## EXERCISE INSTRUCTIONS
Write out these lines exactly as they appear, beginning with the first line and stopping after the line that contains "tab-7[interactable]: DimXpert bbox=[214, 55, 260, 70]".

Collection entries
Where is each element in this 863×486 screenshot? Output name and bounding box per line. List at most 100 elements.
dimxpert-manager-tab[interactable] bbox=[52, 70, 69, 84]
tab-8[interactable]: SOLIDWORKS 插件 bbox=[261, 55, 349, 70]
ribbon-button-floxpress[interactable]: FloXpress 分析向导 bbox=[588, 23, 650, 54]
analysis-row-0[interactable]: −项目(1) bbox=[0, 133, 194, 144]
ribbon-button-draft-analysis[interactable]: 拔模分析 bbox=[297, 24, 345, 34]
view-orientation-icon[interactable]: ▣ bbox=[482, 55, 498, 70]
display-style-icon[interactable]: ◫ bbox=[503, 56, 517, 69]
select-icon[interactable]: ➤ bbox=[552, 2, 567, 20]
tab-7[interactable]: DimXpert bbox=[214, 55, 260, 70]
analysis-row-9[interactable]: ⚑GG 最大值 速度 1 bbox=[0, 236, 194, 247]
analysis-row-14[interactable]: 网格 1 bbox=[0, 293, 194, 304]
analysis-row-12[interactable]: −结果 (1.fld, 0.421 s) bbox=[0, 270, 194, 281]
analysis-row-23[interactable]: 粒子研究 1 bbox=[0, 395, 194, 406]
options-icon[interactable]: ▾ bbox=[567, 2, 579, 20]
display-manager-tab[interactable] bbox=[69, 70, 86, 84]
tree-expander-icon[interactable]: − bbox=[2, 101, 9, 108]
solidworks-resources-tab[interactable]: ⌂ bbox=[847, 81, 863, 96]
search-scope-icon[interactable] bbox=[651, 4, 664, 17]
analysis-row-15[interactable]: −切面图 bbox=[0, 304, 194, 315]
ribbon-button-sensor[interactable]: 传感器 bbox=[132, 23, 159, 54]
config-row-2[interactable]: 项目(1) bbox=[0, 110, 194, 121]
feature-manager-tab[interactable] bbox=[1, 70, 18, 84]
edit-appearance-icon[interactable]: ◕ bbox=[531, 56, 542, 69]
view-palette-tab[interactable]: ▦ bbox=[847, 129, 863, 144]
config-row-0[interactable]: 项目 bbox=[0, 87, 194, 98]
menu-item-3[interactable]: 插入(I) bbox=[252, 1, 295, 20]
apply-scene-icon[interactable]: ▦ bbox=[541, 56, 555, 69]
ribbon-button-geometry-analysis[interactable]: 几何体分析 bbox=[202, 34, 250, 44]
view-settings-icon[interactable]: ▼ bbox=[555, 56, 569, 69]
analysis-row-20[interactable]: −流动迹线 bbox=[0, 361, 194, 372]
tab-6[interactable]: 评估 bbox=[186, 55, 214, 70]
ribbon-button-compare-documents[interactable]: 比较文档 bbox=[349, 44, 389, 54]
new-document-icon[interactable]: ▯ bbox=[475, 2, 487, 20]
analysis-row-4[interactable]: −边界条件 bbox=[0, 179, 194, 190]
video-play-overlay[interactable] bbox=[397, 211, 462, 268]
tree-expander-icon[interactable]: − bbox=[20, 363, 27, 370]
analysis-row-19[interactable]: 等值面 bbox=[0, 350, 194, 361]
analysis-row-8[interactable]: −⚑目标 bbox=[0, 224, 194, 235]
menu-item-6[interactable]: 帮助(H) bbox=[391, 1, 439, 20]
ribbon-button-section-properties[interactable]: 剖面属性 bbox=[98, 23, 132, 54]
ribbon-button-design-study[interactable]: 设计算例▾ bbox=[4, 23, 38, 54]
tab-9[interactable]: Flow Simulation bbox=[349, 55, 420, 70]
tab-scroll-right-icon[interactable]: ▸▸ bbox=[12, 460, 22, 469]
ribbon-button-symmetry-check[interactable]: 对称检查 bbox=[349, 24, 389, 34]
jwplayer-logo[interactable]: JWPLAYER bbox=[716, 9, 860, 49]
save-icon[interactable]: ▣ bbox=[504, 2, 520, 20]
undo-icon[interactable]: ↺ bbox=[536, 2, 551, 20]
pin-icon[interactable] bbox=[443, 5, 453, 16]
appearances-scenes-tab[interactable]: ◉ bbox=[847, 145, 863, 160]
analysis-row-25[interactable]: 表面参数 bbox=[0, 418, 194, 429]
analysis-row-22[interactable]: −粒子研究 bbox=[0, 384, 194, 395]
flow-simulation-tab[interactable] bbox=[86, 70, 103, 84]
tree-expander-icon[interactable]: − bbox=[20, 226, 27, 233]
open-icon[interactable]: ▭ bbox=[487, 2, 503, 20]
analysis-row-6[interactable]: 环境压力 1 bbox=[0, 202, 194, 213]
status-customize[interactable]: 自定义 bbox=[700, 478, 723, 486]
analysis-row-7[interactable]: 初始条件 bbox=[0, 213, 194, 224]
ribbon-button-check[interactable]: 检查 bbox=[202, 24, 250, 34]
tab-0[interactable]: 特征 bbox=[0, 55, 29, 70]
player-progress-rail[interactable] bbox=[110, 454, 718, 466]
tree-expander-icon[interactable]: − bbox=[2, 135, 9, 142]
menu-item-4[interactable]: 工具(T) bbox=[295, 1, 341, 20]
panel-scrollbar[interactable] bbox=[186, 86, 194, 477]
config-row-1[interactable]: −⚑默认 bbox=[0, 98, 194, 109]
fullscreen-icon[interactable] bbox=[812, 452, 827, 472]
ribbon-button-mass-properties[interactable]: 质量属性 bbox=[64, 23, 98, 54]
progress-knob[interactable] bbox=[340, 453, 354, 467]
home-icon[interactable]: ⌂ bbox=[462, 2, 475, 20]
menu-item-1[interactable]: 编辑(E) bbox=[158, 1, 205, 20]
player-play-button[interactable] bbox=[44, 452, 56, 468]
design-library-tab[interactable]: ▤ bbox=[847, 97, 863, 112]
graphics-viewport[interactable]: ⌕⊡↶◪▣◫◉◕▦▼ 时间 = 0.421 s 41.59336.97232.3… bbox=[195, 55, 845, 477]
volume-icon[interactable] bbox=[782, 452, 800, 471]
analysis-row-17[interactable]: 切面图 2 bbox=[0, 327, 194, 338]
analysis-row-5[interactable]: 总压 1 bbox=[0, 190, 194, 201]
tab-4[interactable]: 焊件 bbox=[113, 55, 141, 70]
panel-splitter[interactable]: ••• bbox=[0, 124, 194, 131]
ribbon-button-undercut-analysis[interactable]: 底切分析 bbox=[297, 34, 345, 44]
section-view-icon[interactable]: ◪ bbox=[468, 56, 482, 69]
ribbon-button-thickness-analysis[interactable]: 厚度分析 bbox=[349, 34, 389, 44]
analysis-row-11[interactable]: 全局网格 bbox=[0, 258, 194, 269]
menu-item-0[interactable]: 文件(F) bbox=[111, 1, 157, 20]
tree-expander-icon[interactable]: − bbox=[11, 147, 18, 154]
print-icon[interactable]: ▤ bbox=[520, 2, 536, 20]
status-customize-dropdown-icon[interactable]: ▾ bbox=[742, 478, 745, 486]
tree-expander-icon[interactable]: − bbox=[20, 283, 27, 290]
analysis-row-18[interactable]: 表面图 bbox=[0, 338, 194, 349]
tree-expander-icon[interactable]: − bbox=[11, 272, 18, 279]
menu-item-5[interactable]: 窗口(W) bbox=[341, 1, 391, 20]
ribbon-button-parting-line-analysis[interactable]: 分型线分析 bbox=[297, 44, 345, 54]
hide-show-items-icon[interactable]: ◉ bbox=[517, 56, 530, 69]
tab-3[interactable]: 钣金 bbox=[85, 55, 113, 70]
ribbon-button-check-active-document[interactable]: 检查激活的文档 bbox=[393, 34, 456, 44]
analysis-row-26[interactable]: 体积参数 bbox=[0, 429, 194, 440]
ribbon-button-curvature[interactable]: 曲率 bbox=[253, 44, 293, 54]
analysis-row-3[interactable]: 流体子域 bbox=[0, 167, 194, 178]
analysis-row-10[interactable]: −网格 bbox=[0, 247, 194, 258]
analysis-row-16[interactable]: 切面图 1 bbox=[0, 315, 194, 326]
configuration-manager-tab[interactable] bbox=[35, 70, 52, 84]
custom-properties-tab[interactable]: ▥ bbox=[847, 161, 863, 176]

## OUTPUT
Where is each element in this 863×486 screenshot? Output name and bounding box per line. List at most 100 elements.
dimxpert-manager-tab[interactable] bbox=[52, 70, 69, 84]
tab-8[interactable]: SOLIDWORKS 插件 bbox=[261, 55, 349, 70]
ribbon-button-floxpress[interactable]: FloXpress 分析向导 bbox=[588, 23, 650, 54]
analysis-row-0[interactable]: −项目(1) bbox=[0, 133, 194, 144]
ribbon-button-draft-analysis[interactable]: 拔模分析 bbox=[297, 24, 345, 34]
view-orientation-icon[interactable]: ▣ bbox=[482, 55, 498, 70]
display-style-icon[interactable]: ◫ bbox=[503, 56, 517, 69]
select-icon[interactable]: ➤ bbox=[552, 2, 567, 20]
tab-7[interactable]: DimXpert bbox=[214, 55, 260, 70]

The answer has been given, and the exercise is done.